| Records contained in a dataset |
"""

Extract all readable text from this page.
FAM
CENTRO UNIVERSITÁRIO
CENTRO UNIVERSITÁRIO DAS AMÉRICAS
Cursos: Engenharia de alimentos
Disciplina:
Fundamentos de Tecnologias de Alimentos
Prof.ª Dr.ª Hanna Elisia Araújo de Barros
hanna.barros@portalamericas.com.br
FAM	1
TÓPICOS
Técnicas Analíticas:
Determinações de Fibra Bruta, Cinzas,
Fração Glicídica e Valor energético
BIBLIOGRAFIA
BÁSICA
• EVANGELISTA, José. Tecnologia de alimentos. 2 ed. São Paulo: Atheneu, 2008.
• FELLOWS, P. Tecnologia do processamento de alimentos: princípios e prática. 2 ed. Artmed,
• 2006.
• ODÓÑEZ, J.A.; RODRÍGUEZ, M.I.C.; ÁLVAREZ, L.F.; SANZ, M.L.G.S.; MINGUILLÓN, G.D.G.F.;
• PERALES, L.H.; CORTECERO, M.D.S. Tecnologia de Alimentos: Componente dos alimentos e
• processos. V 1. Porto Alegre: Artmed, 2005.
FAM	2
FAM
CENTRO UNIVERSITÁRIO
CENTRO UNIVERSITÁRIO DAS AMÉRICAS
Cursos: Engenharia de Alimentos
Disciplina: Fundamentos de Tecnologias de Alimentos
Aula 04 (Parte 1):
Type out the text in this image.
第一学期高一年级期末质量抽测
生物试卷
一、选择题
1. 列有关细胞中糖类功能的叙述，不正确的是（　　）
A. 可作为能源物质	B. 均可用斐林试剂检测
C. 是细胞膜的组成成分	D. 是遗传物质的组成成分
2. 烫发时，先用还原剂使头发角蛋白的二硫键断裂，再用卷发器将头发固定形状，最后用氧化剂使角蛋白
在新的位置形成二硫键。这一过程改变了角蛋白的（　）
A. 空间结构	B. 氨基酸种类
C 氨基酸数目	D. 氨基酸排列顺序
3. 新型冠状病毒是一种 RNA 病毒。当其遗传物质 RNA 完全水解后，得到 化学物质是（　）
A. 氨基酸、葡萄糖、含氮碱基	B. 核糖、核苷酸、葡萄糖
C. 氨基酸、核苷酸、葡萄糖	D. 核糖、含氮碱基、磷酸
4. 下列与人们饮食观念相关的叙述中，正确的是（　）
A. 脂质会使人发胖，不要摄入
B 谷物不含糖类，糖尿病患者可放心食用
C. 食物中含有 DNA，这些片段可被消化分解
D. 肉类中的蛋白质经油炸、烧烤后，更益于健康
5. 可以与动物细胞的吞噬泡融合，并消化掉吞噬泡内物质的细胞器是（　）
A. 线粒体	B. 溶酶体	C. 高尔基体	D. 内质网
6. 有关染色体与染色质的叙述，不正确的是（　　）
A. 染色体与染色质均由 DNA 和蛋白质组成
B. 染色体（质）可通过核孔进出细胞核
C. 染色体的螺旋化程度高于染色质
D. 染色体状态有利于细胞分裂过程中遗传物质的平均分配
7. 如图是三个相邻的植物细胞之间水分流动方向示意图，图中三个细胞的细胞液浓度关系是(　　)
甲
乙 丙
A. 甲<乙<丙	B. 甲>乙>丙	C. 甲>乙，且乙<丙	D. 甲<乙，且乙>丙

"""

| Task instructions |
Write out exactly the final stretch of the records: the line containing "Type out the text in this image." and every line after it, through the last, and nothing else.

| Solution to this exercise |
Type out the text in this image.
第一学期高一年级期末质量抽测
生物试卷
一、选择题
1. 列有关细胞中糖类功能的叙述，不正确的是（　　）
A. 可作为能源物质	B. 均可用斐林试剂检测
C. 是细胞膜的组成成分	D. 是遗传物质的组成成分
2. 烫发时，先用还原剂使头发角蛋白的二硫键断裂，再用卷发器将头发固定形状，最后用氧化剂使角蛋白
在新的位置形成二硫键。这一过程改变了角蛋白的（　）
A. 空间结构	B. 氨基酸种类
C 氨基酸数目	D. 氨基酸排列顺序
3. 新型冠状病毒是一种 RNA 病毒。当其遗传物质 RNA 完全水解后，得到 化学物质是（　）
A. 氨基酸、葡萄糖、含氮碱基	B. 核糖、核苷酸、葡萄糖
C. 氨基酸、核苷酸、葡萄糖	D. 核糖、含氮碱基、磷酸
4. 下列与人们饮食观念相关的叙述中，正确的是（　）
A. 脂质会使人发胖，不要摄入
B 谷物不含糖类，糖尿病患者可放心食用
C. 食物中含有 DNA，这些片段可被消化分解
D. 肉类中的蛋白质经油炸、烧烤后，更益于健康
5. 可以与动物细胞的吞噬泡融合，并消化掉吞噬泡内物质的细胞器是（　）
A. 线粒体	B. 溶酶体	C. 高尔基体	D. 内质网
6. 有关染色体与染色质的叙述，不正确的是（　　）
A. 染色体与染色质均由 DNA 和蛋白质组成
B. 染色体（质）可通过核孔进出细胞核
C. 染色体的螺旋化程度高于染色质
D. 染色体状态有利于细胞分裂过程中遗传物质的平均分配
7. 如图是三个相邻的植物细胞之间水分流动方向示意图，图中三个细胞的细胞液浓度关系是(　　)
甲
乙 丙
A. 甲<乙<丙	B. 甲>乙>丙	C. 甲>乙，且乙<丙	D. 甲<乙，且乙>丙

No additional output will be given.